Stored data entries
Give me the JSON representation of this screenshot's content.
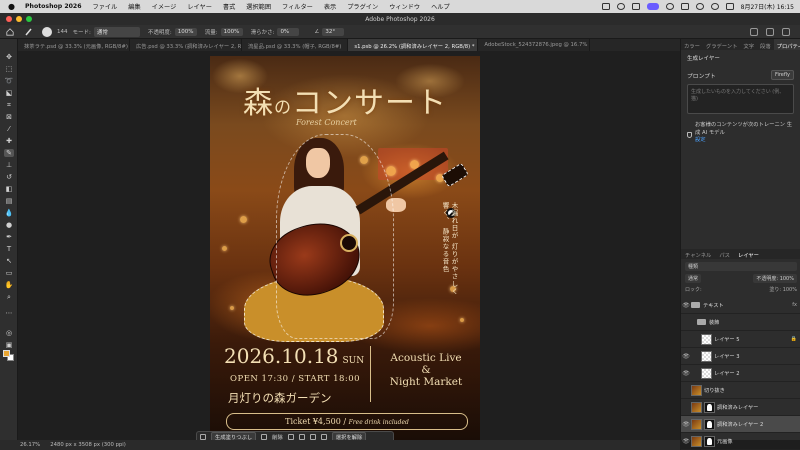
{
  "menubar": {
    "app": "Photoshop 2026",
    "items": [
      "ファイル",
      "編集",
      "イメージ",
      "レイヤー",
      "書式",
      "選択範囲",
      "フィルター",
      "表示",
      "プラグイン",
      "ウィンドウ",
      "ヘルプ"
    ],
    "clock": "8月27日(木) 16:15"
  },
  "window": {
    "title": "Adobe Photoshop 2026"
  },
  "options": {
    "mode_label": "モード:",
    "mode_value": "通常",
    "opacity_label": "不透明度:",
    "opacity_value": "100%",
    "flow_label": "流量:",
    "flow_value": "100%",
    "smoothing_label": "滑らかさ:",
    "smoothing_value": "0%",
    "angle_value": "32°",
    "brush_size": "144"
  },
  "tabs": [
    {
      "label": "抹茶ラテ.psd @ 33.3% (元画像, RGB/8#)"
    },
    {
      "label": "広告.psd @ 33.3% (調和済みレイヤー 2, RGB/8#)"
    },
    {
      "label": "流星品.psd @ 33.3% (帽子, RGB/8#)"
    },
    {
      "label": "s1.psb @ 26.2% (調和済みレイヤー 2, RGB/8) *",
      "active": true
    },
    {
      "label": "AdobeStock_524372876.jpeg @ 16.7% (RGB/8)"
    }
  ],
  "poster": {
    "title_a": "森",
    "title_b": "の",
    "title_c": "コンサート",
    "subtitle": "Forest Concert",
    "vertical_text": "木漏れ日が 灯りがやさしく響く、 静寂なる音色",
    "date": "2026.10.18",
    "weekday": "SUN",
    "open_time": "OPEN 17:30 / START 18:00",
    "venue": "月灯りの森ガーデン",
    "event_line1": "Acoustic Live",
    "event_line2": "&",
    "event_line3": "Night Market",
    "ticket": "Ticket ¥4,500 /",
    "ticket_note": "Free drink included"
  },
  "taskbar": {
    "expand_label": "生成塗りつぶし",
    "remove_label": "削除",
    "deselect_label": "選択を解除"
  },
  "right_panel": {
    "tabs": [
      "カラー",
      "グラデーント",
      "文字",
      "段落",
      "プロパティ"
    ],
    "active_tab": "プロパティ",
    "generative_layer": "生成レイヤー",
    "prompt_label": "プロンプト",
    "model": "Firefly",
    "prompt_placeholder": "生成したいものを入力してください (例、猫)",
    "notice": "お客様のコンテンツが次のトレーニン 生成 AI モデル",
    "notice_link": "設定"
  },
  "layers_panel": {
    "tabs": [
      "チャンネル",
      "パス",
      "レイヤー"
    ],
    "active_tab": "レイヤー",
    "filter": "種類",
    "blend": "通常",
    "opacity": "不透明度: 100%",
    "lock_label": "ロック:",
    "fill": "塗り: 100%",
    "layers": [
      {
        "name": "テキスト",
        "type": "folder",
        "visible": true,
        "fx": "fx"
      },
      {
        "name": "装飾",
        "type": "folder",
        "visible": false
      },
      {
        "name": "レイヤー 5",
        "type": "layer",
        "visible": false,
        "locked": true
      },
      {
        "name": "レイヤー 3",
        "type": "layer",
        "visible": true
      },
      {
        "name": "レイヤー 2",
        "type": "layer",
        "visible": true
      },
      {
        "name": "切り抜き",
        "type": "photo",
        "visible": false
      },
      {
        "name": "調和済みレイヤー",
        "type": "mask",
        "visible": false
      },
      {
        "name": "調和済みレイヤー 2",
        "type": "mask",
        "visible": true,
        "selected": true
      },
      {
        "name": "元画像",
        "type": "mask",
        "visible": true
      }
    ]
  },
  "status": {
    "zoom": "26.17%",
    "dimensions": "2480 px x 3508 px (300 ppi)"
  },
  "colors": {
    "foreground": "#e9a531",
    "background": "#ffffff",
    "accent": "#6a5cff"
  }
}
--
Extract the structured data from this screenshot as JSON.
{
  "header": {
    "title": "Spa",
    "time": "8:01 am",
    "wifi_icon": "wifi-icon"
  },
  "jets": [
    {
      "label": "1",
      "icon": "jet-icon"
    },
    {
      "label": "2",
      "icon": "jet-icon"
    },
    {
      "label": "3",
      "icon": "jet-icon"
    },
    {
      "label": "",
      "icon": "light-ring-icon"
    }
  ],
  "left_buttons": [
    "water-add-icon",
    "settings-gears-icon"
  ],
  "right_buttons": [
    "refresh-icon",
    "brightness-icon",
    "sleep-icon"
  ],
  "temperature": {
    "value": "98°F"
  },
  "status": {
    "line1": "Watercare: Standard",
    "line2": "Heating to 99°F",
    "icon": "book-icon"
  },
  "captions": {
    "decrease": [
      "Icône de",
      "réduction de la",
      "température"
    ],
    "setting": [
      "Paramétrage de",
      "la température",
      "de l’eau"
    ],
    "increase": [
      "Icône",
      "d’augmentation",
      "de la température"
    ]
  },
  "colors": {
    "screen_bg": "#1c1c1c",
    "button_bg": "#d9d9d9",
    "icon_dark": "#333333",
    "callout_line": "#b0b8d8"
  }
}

**Task statement:** List every line above that contains the word "screenshot".

**Finished answer:**
Give me the JSON representation of this screenshot's content.
Extract the structured data from this screenshot as JSON.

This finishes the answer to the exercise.